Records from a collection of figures
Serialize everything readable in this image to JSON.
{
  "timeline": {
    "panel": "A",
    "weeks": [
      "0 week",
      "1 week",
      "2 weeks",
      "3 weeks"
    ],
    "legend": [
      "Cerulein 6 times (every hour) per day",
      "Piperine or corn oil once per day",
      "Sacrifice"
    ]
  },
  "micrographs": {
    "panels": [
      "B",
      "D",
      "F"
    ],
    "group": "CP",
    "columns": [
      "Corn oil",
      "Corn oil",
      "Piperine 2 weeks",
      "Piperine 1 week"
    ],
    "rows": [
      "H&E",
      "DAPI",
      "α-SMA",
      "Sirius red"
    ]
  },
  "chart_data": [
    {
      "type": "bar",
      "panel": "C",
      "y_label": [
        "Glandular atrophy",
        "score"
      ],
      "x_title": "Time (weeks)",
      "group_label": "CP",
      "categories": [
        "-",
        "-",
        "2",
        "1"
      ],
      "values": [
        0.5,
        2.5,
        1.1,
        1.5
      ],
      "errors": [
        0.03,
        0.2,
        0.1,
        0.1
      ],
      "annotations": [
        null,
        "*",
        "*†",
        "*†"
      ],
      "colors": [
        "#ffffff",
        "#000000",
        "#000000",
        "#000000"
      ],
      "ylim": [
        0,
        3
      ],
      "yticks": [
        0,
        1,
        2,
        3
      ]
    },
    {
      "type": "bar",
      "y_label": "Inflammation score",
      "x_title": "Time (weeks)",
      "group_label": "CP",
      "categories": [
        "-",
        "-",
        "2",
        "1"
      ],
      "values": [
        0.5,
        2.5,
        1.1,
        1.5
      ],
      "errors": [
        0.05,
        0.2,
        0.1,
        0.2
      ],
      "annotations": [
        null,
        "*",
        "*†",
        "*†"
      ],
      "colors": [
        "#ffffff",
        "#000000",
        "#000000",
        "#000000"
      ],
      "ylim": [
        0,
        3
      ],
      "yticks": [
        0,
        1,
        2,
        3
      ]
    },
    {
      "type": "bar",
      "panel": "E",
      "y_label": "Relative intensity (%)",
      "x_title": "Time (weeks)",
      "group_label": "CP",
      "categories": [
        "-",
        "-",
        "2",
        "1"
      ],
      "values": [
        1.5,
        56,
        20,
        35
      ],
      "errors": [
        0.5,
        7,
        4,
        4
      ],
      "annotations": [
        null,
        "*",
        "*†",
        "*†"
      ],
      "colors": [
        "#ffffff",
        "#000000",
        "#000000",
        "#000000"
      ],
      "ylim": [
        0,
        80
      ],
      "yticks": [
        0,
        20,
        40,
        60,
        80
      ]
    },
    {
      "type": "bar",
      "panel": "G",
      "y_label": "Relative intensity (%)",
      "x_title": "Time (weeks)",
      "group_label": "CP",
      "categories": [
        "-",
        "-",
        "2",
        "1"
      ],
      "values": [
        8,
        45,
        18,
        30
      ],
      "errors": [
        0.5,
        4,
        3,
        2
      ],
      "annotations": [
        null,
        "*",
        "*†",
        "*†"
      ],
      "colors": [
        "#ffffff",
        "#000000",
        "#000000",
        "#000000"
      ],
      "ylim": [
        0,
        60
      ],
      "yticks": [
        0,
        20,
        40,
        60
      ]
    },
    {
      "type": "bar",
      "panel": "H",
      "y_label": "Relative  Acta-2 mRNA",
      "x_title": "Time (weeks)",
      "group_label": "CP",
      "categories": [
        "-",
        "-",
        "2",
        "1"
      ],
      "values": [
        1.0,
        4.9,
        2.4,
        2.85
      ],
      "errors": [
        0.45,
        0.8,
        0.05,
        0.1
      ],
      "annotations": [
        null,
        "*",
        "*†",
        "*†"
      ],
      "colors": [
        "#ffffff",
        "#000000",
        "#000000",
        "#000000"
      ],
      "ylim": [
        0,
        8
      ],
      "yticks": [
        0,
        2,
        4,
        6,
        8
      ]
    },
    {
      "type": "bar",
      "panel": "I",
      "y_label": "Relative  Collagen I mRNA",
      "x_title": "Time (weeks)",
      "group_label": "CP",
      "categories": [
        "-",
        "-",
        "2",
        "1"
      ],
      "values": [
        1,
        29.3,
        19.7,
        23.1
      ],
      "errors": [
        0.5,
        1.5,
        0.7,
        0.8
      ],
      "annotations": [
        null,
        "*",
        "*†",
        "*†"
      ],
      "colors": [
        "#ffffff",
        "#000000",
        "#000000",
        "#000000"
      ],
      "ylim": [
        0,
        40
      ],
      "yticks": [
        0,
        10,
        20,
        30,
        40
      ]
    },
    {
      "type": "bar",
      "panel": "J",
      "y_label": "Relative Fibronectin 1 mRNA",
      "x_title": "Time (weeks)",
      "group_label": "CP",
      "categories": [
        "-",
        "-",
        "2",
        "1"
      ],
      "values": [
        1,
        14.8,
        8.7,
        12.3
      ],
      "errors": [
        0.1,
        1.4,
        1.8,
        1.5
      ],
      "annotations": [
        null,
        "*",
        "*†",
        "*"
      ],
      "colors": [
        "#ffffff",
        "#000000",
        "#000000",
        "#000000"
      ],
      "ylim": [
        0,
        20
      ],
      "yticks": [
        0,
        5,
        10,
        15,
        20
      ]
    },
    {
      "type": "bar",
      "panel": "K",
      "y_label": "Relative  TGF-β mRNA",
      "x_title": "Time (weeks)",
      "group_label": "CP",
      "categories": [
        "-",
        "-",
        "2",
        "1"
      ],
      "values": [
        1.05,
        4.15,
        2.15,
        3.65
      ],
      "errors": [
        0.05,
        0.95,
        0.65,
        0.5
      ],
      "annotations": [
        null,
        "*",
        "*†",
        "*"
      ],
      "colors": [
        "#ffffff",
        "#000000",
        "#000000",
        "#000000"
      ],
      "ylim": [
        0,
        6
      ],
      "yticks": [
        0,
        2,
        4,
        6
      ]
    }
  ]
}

TASK TO COMPLETE :: "Piperine" is the word to look for; copy every line of the data that has it.

SOLUTION BELOW ::
      "Piperine or corn oil once per day",
      "Piperine 2 weeks",
      "Piperine 1 week"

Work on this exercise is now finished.